§ **Given instruction**:
Retype the whole listing verbatim and keep the pictures out of it.

Dataset items

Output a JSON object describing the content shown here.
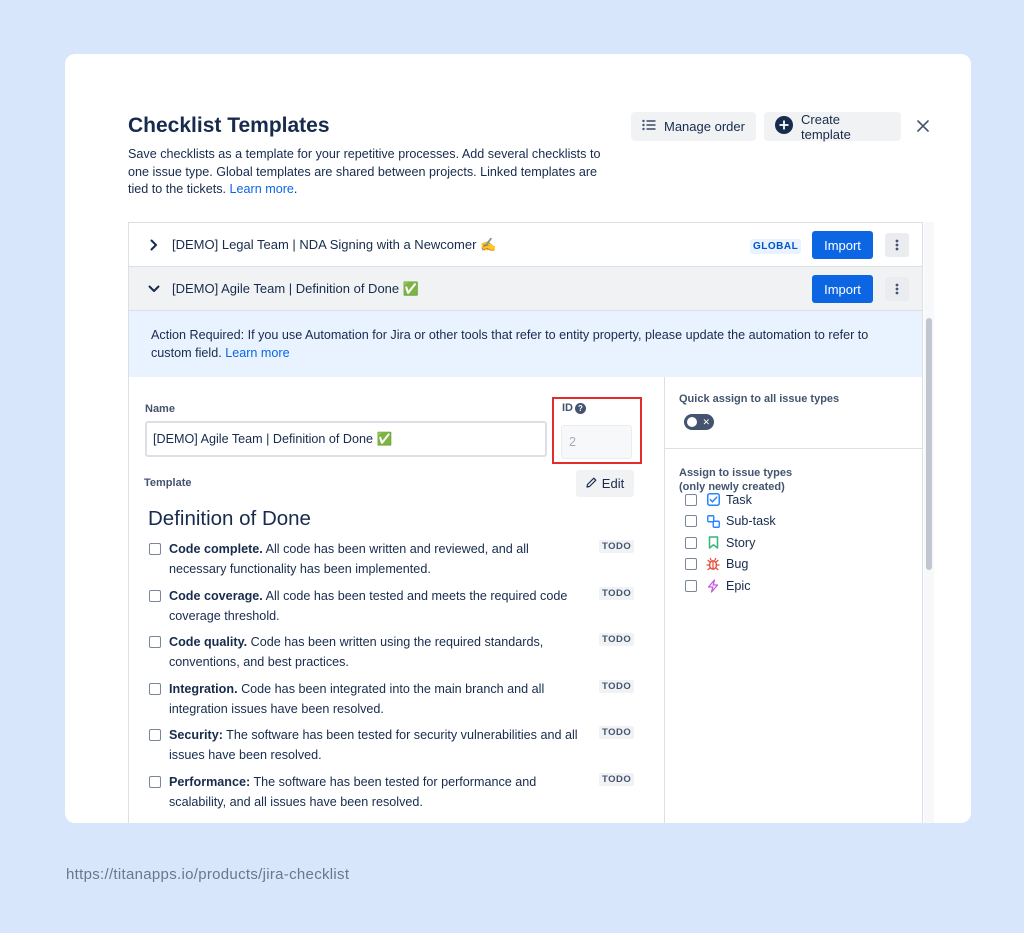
{
  "modal": {
    "title": "Checklist Templates",
    "description": "Save checklists as a template for your repetitive processes. Add several checklists to one issue type. Global templates are shared between projects. Linked templates are tied to the tickets. ",
    "learn_more": "Learn more",
    "manage_order_label": "Manage order",
    "create_template_label": "Create template"
  },
  "templates": [
    {
      "title": "[DEMO] Legal Team | NDA Signing with a Newcomer ✍️",
      "badge": "GLOBAL",
      "import_label": "Import",
      "expanded": false
    },
    {
      "title": "[DEMO] Agile Team | Definition of Done ✅",
      "import_label": "Import",
      "expanded": true
    }
  ],
  "alert": {
    "text": "Action Required: If you use Automation for Jira or other tools that refer to entity property, please update the automation to refer to custom field. ",
    "link": "Learn more"
  },
  "form": {
    "name_label": "Name",
    "name_value": "[DEMO] Agile Team | Definition of Done ✅",
    "id_label": "ID",
    "id_value": "2",
    "template_label": "Template",
    "edit_label": "Edit"
  },
  "checklist": {
    "heading": "Definition of Done",
    "items": [
      {
        "bold": "Code complete.",
        "text": " All code has been written and reviewed, and all necessary functionality has been implemented.",
        "status": "TODO"
      },
      {
        "bold": "Code coverage.",
        "text": " All code has been tested and meets the required code coverage threshold.",
        "status": "TODO"
      },
      {
        "bold": "Code quality.",
        "text": " Code has been written using the required standards, conventions, and best practices.",
        "status": "TODO"
      },
      {
        "bold": "Integration.",
        "text": " Code has been integrated into the main branch and all integration issues have been resolved.",
        "status": "TODO"
      },
      {
        "bold": "Security:",
        "text": " The software has been tested for security vulnerabilities and all issues have been resolved.",
        "status": "TODO"
      },
      {
        "bold": "Performance:",
        "text": " The software has been tested for performance and scalability, and all issues have been resolved.",
        "status": "TODO"
      }
    ]
  },
  "sidebar": {
    "quick_assign_label": "Quick assign to all issue types",
    "toggle_symbol": "✕",
    "assign_label_line1": "Assign to issue types",
    "assign_label_line2": "(only newly created)",
    "issue_types": [
      {
        "label": "Task",
        "icon": "task-icon",
        "color": "#2684ff"
      },
      {
        "label": "Sub-task",
        "icon": "subtask-icon",
        "color": "#2684ff"
      },
      {
        "label": "Story",
        "icon": "story-icon",
        "color": "#36b37e"
      },
      {
        "label": "Bug",
        "icon": "bug-icon",
        "color": "#e34935"
      },
      {
        "label": "Epic",
        "icon": "epic-icon",
        "color": "#c25cdb"
      }
    ]
  },
  "footer": {
    "url": "https://titanapps.io/products/jira-checklist"
  },
  "colors": {
    "primary": "#0c66e4",
    "highlight_border": "#e12d2d",
    "page_bg": "#d7e6fa"
  }
}
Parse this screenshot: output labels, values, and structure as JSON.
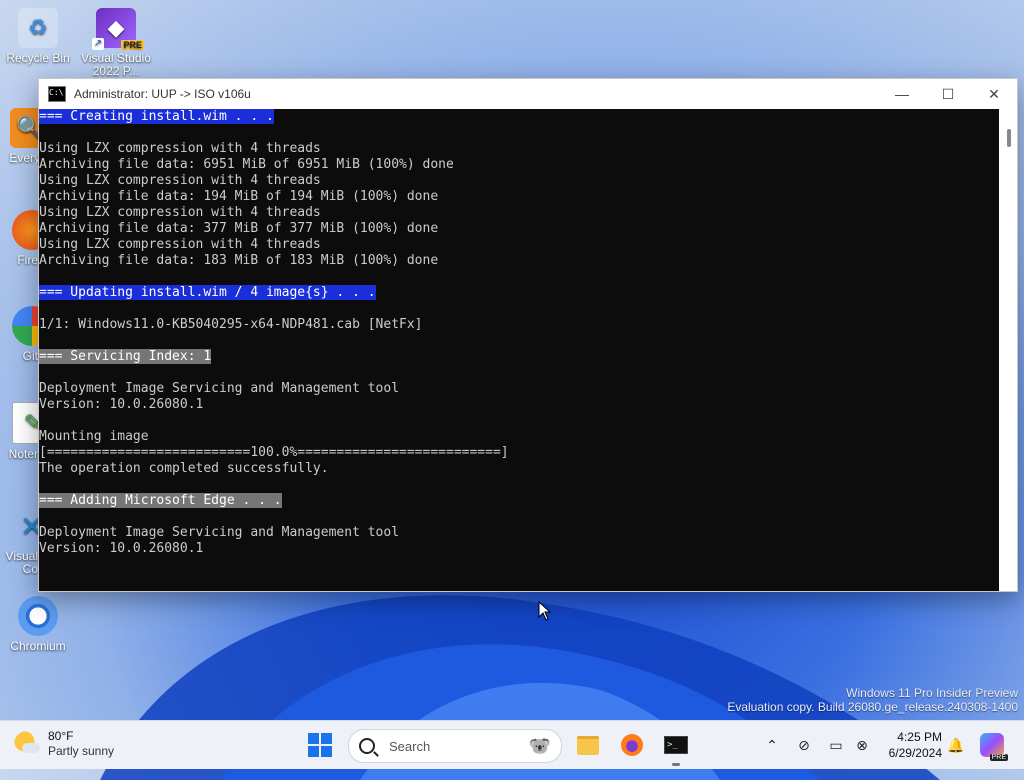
{
  "desktop": {
    "icons": [
      {
        "label": "Recycle Bin",
        "icon": "recycle-bin-icon"
      },
      {
        "label": "Visual Studio 2022 P...",
        "icon": "visual-studio-icon",
        "badge": "PRE"
      },
      {
        "label": "Every",
        "icon": "everything-search-icon"
      },
      {
        "label": "Fire",
        "icon": "firefox-icon"
      },
      {
        "label": "Git",
        "icon": "git-icon"
      },
      {
        "label": "Noter",
        "icon": "notepad-icon"
      },
      {
        "label": "Visual Co",
        "icon": "vscode-icon"
      },
      {
        "label": "Chromium",
        "icon": "chromium-icon"
      }
    ]
  },
  "window": {
    "title": "Administrator:  UUP -> ISO v106u",
    "controls": {
      "minimize": "—",
      "maximize": "☐",
      "close": "✕"
    },
    "console_lines": [
      {
        "text": "=== Creating install.wim . . .",
        "style": "blue"
      },
      {
        "text": "",
        "style": "plain"
      },
      {
        "text": "Using LZX compression with 4 threads",
        "style": "plain"
      },
      {
        "text": "Archiving file data: 6951 MiB of 6951 MiB (100%) done",
        "style": "plain"
      },
      {
        "text": "Using LZX compression with 4 threads",
        "style": "plain"
      },
      {
        "text": "Archiving file data: 194 MiB of 194 MiB (100%) done",
        "style": "plain"
      },
      {
        "text": "Using LZX compression with 4 threads",
        "style": "plain"
      },
      {
        "text": "Archiving file data: 377 MiB of 377 MiB (100%) done",
        "style": "plain"
      },
      {
        "text": "Using LZX compression with 4 threads",
        "style": "plain"
      },
      {
        "text": "Archiving file data: 183 MiB of 183 MiB (100%) done",
        "style": "plain"
      },
      {
        "text": "",
        "style": "plain"
      },
      {
        "text": "=== Updating install.wim / 4 image{s} . . .",
        "style": "blue"
      },
      {
        "text": "",
        "style": "plain"
      },
      {
        "text": "1/1: Windows11.0-KB5040295-x64-NDP481.cab [NetFx]",
        "style": "plain"
      },
      {
        "text": "",
        "style": "plain"
      },
      {
        "text": "=== Servicing Index: 1",
        "style": "gray"
      },
      {
        "text": "",
        "style": "plain"
      },
      {
        "text": "Deployment Image Servicing and Management tool",
        "style": "plain"
      },
      {
        "text": "Version: 10.0.26080.1",
        "style": "plain"
      },
      {
        "text": "",
        "style": "plain"
      },
      {
        "text": "Mounting image",
        "style": "plain"
      },
      {
        "text": "[==========================100.0%==========================]",
        "style": "plain"
      },
      {
        "text": "The operation completed successfully.",
        "style": "plain"
      },
      {
        "text": "",
        "style": "plain"
      },
      {
        "text": "=== Adding Microsoft Edge . . .",
        "style": "gray"
      },
      {
        "text": "",
        "style": "plain"
      },
      {
        "text": "Deployment Image Servicing and Management tool",
        "style": "plain"
      },
      {
        "text": "Version: 10.0.26080.1",
        "style": "plain"
      }
    ]
  },
  "watermark": {
    "line1": "Windows 11 Pro Insider Preview",
    "line2": "Evaluation copy. Build 26080.ge_release.240308-1400"
  },
  "taskbar": {
    "weather": {
      "temp": "80°F",
      "condition": "Partly sunny"
    },
    "search_placeholder": "Search",
    "clock": {
      "time": "4:25 PM",
      "date": "6/29/2024"
    },
    "copilot_badge": "PRE"
  },
  "colors": {
    "console_bg": "#0c0c0c",
    "highlight_blue": "#1a2fd9",
    "highlight_gray": "#767676",
    "accent": "#1a73e8"
  }
}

§ **Answer to the task**:
Output a JSON object describing the content shown here.
{
  "modal": {
    "title": "Checklist Templates",
    "description": "Save checklists as a template for your repetitive processes. Add several checklists to one issue type. Global templates are shared between projects. Linked templates are tied to the tickets. ",
    "learn_more": "Learn more",
    "manage_order_label": "Manage order",
    "create_template_label": "Create template"
  },
  "templates": [
    {
      "title": "[DEMO] Legal Team | NDA Signing with a Newcomer ✍️",
      "badge": "GLOBAL",
      "import_label": "Import",
      "expanded": false
    },
    {
      "title": "[DEMO] Agile Team | Definition of Done ✅",
      "import_label": "Import",
      "expanded": true
    }
  ],
  "alert": {
    "text": "Action Required: If you use Automation for Jira or other tools that refer to entity property, please update the automation to refer to custom field. ",
    "link": "Learn more"
  },
  "form": {
    "name_label": "Name",
    "name_value": "[DEMO] Agile Team | Definition of Done ✅",
    "id_label": "ID",
    "id_value": "2",
    "template_label": "Template",
    "edit_label": "Edit"
  },
  "checklist": {
    "heading": "Definition of Done",
    "items": [
      {
        "bold": "Code complete.",
        "text": " All code has been written and reviewed, and all necessary functionality has been implemented.",
        "status": "TODO"
      },
      {
        "bold": "Code coverage.",
        "text": " All code has been tested and meets the required code coverage threshold.",
        "status": "TODO"
      },
      {
        "bold": "Code quality.",
        "text": " Code has been written using the required standards, conventions, and best practices.",
        "status": "TODO"
      },
      {
        "bold": "Integration.",
        "text": " Code has been integrated into the main branch and all integration issues have been resolved.",
        "status": "TODO"
      },
      {
        "bold": "Security:",
        "text": " The software has been tested for security vulnerabilities and all issues have been resolved.",
        "status": "TODO"
      },
      {
        "bold": "Performance:",
        "text": " The software has been tested for performance and scalability, and all issues have been resolved.",
        "status": "TODO"
      }
    ]
  },
  "sidebar": {
    "quick_assign_label": "Quick assign to all issue types",
    "toggle_symbol": "✕",
    "assign_label_line1": "Assign to issue types",
    "assign_label_line2": "(only newly created)",
    "issue_types": [
      {
        "label": "Task",
        "icon": "task-icon",
        "color": "#2684ff"
      },
      {
        "label": "Sub-task",
        "icon": "subtask-icon",
        "color": "#2684ff"
      },
      {
        "label": "Story",
        "icon": "story-icon",
        "color": "#36b37e"
      },
      {
        "label": "Bug",
        "icon": "bug-icon",
        "color": "#e34935"
      },
      {
        "label": "Epic",
        "icon": "epic-icon",
        "color": "#c25cdb"
      }
    ]
  },
  "footer": {
    "url": "https://titanapps.io/products/jira-checklist"
  },
  "colors": {
    "primary": "#0c66e4",
    "highlight_border": "#e12d2d",
    "page_bg": "#d7e6fa"
  }
}
Parse this screenshot: output labels, values, and structure as JSON.
{
  "desktop": {
    "icons": [
      {
        "label": "Recycle Bin",
        "icon": "recycle-bin-icon"
      },
      {
        "label": "Visual Studio 2022 P...",
        "icon": "visual-studio-icon",
        "badge": "PRE"
      },
      {
        "label": "Every",
        "icon": "everything-search-icon"
      },
      {
        "label": "Fire",
        "icon": "firefox-icon"
      },
      {
        "label": "Git",
        "icon": "git-icon"
      },
      {
        "label": "Noter",
        "icon": "notepad-icon"
      },
      {
        "label": "Visual Co",
        "icon": "vscode-icon"
      },
      {
        "label": "Chromium",
        "icon": "chromium-icon"
      }
    ]
  },
  "window": {
    "title": "Administrator:  UUP -> ISO v106u",
    "controls": {
      "minimize": "—",
      "maximize": "☐",
      "close": "✕"
    },
    "console_lines": [
      {
        "text": "=== Creating install.wim . . .",
        "style": "blue"
      },
      {
        "text": "",
        "style": "plain"
      },
      {
        "text": "Using LZX compression with 4 threads",
        "style": "plain"
      },
      {
        "text": "Archiving file data: 6951 MiB of 6951 MiB (100%) done",
        "style": "plain"
      },
      {
        "text": "Using LZX compression with 4 threads",
        "style": "plain"
      },
      {
        "text": "Archiving file data: 194 MiB of 194 MiB (100%) done",
        "style": "plain"
      },
      {
        "text": "Using LZX compression with 4 threads",
        "style": "plain"
      },
      {
        "text": "Archiving file data: 377 MiB of 377 MiB (100%) done",
        "style": "plain"
      },
      {
        "text": "Using LZX compression with 4 threads",
        "style": "plain"
      },
      {
        "text": "Archiving file data: 183 MiB of 183 MiB (100%) done",
        "style": "plain"
      },
      {
        "text": "",
        "style": "plain"
      },
      {
        "text": "=== Updating install.wim / 4 image{s} . . .",
        "style": "blue"
      },
      {
        "text": "",
        "style": "plain"
      },
      {
        "text": "1/1: Windows11.0-KB5040295-x64-NDP481.cab [NetFx]",
        "style": "plain"
      },
      {
        "text": "",
        "style": "plain"
      },
      {
        "text": "=== Servicing Index: 1",
        "style": "gray"
      },
      {
        "text": "",
        "style": "plain"
      },
      {
        "text": "Deployment Image Servicing and Management tool",
        "style": "plain"
      },
      {
        "text": "Version: 10.0.26080.1",
        "style": "plain"
      },
      {
        "text": "",
        "style": "plain"
      },
      {
        "text": "Mounting image",
        "style": "plain"
      },
      {
        "text": "[==========================100.0%==========================]",
        "style": "plain"
      },
      {
        "text": "The operation completed successfully.",
        "style": "plain"
      },
      {
        "text": "",
        "style": "plain"
      },
      {
        "text": "=== Adding Microsoft Edge . . .",
        "style": "gray"
      },
      {
        "text": "",
        "style": "plain"
      },
      {
        "text": "Deployment Image Servicing and Management tool",
        "style": "plain"
      },
      {
        "text": "Version: 10.0.26080.1",
        "style": "plain"
      }
    ]
  },
  "watermark": {
    "line1": "Windows 11 Pro Insider Preview",
    "line2": "Evaluation copy. Build 26080.ge_release.240308-1400"
  },
  "taskbar": {
    "weather": {
      "temp": "80°F",
      "condition": "Partly sunny"
    },
    "search_placeholder": "Search",
    "clock": {
      "time": "4:25 PM",
      "date": "6/29/2024"
    },
    "copilot_badge": "PRE"
  },
  "colors": {
    "console_bg": "#0c0c0c",
    "highlight_blue": "#1a2fd9",
    "highlight_gray": "#767676",
    "accent": "#1a73e8"
  }
}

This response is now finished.